• Given exercise: From the listing below, extract each line containing the string "author".

• Supplied data:
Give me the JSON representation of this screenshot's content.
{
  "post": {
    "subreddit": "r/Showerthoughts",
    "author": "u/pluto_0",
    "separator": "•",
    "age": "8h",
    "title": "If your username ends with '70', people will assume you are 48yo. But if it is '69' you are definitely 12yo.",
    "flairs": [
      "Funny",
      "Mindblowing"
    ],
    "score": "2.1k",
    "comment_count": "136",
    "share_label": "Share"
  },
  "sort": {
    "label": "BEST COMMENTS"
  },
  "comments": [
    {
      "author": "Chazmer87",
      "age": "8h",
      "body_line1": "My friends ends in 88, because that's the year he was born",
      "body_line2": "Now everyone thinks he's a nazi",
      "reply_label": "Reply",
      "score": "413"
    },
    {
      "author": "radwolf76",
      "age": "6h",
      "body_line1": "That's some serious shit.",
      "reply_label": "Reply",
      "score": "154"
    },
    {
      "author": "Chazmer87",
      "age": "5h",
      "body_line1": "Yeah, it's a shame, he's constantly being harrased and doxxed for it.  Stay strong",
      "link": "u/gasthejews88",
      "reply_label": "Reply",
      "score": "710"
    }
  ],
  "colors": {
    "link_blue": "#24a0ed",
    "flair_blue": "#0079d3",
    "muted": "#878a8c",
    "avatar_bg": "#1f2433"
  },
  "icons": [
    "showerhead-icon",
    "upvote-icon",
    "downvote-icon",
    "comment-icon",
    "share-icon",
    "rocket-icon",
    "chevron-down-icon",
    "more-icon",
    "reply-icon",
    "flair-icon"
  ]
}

• Answer to the problem:
    "author": "u/pluto_0",
      "author": "Chazmer87",
      "author": "radwolf76",
      "author": "Chazmer87",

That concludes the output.